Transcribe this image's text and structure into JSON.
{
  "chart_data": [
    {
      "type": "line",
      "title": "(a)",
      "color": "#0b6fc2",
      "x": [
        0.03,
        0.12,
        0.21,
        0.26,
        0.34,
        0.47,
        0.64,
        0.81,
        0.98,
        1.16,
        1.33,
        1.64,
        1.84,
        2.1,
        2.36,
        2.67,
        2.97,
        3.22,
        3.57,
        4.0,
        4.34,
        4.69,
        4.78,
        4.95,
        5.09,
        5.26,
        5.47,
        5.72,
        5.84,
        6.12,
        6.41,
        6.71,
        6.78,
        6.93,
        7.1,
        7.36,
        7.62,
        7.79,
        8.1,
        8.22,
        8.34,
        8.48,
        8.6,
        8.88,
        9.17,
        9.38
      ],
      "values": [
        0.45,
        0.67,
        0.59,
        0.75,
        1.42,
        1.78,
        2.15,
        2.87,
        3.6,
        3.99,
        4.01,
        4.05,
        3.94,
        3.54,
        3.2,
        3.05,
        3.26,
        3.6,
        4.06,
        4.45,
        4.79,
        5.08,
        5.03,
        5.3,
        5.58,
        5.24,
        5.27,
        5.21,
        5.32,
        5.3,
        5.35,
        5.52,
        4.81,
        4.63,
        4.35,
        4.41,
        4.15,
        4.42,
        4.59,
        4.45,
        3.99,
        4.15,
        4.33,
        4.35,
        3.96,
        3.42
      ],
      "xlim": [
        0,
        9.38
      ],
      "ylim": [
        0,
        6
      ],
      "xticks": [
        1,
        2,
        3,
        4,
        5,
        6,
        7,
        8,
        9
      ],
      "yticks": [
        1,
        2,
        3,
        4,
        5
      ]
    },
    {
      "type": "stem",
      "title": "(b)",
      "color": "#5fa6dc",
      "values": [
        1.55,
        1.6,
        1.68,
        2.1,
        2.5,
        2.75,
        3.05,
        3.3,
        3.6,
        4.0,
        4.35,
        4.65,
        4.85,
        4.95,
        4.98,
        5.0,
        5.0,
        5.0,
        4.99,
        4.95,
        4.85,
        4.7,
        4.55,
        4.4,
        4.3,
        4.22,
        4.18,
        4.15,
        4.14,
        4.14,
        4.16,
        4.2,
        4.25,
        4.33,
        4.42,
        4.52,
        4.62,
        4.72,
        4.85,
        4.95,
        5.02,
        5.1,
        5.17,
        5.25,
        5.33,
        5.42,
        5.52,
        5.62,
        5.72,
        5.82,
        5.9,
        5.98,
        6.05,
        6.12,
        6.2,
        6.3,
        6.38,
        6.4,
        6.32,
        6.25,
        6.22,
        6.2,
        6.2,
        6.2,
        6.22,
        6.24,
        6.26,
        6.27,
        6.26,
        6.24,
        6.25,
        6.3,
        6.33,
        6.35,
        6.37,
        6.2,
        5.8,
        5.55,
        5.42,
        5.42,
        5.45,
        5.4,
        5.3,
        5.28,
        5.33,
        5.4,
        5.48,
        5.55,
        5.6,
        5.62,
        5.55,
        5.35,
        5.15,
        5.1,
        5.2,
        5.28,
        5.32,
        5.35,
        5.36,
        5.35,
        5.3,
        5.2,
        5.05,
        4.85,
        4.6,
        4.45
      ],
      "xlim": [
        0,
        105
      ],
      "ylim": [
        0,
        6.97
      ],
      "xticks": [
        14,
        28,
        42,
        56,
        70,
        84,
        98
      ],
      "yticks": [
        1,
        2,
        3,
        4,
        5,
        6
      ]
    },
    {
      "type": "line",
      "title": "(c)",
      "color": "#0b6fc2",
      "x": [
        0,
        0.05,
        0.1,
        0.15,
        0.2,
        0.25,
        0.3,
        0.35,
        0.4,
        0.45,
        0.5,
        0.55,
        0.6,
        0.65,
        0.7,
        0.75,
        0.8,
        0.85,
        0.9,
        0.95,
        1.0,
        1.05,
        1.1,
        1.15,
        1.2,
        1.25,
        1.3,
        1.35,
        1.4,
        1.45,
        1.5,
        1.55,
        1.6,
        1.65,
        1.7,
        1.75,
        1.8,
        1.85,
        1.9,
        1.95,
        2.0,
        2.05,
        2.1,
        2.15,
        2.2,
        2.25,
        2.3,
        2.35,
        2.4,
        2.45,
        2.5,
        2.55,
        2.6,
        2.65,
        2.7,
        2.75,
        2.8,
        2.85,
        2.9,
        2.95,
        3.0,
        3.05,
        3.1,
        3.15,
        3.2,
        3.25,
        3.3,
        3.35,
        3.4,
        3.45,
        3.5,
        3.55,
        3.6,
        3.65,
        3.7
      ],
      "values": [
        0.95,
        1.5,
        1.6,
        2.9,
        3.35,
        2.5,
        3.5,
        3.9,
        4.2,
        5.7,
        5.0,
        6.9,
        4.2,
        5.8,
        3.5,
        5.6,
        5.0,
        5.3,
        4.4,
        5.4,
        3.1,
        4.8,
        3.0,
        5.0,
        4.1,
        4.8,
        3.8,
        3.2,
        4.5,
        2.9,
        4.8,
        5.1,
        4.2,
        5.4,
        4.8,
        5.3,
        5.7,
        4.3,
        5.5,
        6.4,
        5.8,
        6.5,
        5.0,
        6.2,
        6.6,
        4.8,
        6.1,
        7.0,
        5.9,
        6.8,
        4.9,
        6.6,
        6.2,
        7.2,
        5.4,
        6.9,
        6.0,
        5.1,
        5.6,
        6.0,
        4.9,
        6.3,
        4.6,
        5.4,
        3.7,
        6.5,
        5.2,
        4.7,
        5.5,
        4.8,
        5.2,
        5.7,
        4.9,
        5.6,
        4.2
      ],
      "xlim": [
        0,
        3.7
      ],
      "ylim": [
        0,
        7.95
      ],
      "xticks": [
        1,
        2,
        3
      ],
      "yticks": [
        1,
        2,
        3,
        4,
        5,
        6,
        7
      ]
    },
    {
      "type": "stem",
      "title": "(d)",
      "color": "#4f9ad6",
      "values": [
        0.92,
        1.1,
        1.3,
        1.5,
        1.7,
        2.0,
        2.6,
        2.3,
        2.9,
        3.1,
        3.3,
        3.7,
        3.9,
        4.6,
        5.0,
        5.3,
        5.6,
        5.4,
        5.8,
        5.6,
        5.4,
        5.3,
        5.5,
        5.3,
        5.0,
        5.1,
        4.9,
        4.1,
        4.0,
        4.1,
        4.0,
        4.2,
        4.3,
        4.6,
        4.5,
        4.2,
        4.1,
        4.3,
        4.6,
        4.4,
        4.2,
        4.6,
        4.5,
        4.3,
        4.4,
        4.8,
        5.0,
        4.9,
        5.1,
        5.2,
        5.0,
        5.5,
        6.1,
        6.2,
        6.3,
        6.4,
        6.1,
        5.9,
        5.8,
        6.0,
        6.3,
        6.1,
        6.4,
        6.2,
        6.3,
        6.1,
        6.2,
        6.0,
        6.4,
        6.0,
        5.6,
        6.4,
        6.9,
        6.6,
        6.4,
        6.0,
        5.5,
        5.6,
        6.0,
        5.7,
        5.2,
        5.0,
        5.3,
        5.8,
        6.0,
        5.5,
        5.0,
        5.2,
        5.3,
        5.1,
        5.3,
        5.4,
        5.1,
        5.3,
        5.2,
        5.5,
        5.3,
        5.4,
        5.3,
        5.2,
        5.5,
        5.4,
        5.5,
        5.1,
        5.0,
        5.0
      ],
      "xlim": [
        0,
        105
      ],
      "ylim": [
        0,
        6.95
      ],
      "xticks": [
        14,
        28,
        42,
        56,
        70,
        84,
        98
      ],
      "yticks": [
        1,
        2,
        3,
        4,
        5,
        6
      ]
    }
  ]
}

-----

Copy every line of the entries above in which "color" occurs.

SOLUTION FOR THIS PROBLEM »
      "color": "#0b6fc2",
      "color": "#5fa6dc",
      "color": "#0b6fc2",
      "color": "#4f9ad6",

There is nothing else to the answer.